* [Task objective] Lines containing the word "keseluruhan" are to be located and copied.

* [Records for the task]
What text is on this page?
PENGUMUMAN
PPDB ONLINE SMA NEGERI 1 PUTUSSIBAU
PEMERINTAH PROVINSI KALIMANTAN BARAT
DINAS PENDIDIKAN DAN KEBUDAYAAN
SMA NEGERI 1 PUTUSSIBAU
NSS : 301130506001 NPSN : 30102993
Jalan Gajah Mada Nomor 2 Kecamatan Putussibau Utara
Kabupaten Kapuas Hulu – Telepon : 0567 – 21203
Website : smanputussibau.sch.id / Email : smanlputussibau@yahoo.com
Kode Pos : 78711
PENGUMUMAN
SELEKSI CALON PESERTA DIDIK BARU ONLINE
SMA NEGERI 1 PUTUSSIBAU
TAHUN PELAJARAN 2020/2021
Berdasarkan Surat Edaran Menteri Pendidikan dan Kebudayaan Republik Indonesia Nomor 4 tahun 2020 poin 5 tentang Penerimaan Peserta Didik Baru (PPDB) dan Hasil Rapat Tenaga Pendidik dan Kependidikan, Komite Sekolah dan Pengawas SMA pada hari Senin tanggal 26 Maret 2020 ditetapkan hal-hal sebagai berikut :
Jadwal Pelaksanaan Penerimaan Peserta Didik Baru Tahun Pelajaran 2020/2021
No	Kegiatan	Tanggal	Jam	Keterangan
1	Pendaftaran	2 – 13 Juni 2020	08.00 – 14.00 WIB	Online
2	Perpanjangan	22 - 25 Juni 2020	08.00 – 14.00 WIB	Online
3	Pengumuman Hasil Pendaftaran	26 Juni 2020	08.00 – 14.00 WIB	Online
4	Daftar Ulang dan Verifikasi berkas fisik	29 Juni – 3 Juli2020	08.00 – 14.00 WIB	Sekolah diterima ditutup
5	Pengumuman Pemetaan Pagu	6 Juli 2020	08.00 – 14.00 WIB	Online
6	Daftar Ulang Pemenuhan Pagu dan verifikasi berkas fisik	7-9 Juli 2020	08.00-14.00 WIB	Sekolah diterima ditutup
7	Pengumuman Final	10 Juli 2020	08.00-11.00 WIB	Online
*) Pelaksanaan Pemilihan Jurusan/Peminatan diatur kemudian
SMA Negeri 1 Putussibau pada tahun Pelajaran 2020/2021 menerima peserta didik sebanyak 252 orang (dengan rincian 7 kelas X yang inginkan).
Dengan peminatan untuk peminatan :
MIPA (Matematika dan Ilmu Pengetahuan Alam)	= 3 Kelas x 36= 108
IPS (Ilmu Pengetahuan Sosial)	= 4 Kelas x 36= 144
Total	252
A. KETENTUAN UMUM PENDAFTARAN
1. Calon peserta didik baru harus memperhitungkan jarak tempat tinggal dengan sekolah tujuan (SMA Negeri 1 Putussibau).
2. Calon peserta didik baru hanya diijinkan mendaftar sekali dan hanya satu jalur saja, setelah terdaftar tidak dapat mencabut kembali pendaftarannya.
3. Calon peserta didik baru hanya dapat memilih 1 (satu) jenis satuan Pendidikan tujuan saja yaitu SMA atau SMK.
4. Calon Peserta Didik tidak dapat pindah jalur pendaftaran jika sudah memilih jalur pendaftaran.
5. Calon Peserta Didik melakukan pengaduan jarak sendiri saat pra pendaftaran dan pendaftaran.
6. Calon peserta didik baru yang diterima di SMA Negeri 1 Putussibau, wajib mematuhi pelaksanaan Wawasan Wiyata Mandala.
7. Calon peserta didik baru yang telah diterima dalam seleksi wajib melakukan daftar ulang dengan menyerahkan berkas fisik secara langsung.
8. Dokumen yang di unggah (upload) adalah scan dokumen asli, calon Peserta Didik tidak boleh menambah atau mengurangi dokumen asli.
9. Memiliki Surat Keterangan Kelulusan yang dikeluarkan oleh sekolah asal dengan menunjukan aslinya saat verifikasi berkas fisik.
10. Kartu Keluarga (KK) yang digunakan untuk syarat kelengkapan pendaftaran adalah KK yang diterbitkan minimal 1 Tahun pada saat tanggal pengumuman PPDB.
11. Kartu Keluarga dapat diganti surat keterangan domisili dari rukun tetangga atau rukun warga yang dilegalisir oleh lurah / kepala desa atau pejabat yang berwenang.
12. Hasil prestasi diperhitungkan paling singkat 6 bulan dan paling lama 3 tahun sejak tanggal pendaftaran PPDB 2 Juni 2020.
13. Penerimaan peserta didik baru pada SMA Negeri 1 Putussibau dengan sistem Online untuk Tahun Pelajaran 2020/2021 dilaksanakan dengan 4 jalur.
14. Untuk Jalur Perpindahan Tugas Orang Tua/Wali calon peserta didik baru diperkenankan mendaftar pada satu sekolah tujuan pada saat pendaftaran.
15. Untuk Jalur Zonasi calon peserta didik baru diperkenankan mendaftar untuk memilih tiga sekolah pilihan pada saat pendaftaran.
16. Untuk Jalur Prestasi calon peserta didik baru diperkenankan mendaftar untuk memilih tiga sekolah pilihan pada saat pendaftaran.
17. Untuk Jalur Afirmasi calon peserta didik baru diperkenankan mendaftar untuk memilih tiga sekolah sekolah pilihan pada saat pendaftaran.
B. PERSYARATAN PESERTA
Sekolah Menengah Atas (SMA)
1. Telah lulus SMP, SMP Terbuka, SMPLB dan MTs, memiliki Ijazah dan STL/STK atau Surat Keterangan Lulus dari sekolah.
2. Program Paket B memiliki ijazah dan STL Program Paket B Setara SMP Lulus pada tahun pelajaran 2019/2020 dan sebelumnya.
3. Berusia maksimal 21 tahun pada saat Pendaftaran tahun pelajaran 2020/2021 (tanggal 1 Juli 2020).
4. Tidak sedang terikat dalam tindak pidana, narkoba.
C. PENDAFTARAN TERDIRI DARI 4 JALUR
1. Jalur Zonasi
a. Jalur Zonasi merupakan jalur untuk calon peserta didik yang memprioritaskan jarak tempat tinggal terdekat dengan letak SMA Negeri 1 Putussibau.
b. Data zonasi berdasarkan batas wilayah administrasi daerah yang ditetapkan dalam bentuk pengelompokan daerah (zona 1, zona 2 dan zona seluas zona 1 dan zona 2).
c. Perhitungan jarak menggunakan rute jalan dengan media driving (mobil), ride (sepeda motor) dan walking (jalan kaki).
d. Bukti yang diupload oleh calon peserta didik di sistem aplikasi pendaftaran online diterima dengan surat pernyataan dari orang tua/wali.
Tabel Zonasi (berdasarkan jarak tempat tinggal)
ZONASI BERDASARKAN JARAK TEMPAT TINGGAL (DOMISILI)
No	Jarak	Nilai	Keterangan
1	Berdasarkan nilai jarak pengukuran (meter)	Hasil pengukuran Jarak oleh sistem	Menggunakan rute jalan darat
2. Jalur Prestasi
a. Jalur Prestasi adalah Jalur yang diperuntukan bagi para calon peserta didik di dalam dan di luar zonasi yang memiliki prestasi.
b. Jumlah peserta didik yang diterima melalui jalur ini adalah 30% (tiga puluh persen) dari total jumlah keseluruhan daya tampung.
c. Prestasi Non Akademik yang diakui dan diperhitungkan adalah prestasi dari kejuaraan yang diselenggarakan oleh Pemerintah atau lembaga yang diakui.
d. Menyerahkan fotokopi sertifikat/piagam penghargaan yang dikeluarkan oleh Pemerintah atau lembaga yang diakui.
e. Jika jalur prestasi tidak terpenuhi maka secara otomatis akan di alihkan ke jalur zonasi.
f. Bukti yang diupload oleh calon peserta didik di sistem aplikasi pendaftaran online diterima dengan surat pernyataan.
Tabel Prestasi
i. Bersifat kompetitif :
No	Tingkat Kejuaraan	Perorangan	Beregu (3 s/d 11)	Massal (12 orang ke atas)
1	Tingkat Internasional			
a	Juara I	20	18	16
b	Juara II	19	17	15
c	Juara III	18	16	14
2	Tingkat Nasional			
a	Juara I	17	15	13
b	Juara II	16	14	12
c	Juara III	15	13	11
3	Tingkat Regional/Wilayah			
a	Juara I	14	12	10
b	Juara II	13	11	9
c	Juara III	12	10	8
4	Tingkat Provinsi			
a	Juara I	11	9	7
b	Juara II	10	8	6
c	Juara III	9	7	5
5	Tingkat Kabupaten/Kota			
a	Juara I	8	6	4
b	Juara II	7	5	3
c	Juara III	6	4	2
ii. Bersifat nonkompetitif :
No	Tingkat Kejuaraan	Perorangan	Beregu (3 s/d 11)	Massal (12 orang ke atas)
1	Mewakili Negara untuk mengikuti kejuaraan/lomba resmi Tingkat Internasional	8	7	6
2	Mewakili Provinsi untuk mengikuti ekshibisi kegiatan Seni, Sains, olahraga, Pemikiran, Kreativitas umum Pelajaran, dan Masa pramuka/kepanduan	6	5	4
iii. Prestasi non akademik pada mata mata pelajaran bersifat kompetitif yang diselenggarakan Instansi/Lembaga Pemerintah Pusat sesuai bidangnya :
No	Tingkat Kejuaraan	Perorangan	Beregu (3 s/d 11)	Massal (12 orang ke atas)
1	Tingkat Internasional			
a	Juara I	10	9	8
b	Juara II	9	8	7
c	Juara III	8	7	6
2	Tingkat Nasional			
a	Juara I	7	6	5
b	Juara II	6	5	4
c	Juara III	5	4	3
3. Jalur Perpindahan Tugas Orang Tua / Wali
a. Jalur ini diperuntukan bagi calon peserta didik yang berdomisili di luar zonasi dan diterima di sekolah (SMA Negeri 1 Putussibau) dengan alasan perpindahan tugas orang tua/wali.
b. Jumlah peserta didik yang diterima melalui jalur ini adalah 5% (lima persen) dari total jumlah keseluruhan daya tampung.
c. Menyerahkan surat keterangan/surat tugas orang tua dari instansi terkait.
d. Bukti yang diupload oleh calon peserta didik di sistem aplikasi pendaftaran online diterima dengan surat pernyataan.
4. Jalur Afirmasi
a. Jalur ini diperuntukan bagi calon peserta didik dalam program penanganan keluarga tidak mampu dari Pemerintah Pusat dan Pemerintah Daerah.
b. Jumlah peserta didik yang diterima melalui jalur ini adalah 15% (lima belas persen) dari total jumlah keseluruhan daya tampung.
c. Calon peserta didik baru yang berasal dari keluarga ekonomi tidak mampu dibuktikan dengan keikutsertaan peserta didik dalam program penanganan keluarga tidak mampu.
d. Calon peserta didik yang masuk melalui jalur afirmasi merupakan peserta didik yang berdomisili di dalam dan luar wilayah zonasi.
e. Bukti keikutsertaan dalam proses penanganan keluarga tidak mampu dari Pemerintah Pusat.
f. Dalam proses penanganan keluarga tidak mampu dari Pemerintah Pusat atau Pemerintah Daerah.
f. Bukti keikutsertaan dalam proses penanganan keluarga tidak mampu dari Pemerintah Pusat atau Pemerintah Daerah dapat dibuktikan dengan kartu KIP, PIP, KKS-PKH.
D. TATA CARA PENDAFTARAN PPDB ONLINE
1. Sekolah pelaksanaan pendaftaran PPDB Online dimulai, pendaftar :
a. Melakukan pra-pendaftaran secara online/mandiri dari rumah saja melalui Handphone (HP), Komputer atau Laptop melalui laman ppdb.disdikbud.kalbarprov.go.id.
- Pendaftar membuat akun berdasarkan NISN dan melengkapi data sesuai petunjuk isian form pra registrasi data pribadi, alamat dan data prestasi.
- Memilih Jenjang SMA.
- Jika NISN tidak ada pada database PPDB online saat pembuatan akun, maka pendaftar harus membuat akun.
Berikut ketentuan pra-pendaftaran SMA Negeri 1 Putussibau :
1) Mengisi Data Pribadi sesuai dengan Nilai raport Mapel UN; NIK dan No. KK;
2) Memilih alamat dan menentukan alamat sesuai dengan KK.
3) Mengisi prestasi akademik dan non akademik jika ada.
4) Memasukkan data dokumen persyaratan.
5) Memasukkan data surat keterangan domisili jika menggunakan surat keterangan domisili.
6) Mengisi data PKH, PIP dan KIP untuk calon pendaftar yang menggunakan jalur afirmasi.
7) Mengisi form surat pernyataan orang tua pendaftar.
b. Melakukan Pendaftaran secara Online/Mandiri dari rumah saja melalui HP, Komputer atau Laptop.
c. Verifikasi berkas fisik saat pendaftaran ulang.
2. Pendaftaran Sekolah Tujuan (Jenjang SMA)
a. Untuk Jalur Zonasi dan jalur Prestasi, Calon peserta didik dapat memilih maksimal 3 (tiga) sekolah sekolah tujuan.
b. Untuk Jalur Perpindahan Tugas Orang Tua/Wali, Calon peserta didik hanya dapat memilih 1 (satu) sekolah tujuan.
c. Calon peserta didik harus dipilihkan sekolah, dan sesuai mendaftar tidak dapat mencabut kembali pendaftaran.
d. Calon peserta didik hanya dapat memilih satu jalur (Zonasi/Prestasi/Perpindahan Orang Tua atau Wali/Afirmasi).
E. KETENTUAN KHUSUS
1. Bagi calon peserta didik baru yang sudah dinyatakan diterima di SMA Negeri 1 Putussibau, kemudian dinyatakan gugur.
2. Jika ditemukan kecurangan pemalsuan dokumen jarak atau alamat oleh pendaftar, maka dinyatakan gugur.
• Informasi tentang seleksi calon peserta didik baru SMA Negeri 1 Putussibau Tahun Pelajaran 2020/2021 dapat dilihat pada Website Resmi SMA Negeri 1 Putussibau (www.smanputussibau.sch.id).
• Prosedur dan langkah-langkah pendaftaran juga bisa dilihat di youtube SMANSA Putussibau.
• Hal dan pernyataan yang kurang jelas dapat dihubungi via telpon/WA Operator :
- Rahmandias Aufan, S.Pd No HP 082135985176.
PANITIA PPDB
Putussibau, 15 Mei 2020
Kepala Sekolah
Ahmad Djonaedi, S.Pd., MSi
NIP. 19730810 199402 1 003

* [Answer below]
b. Jumlah peserta didik yang diterima melalui jalur ini adalah 30% (tiga puluh persen) dari total jumlah keseluruhan daya tampung.
b. Jumlah peserta didik yang diterima melalui jalur ini adalah 5% (lima persen) dari total jumlah keseluruhan daya tampung.
b. Jumlah peserta didik yang diterima melalui jalur ini adalah 15% (lima belas persen) dari total jumlah keseluruhan daya tampung.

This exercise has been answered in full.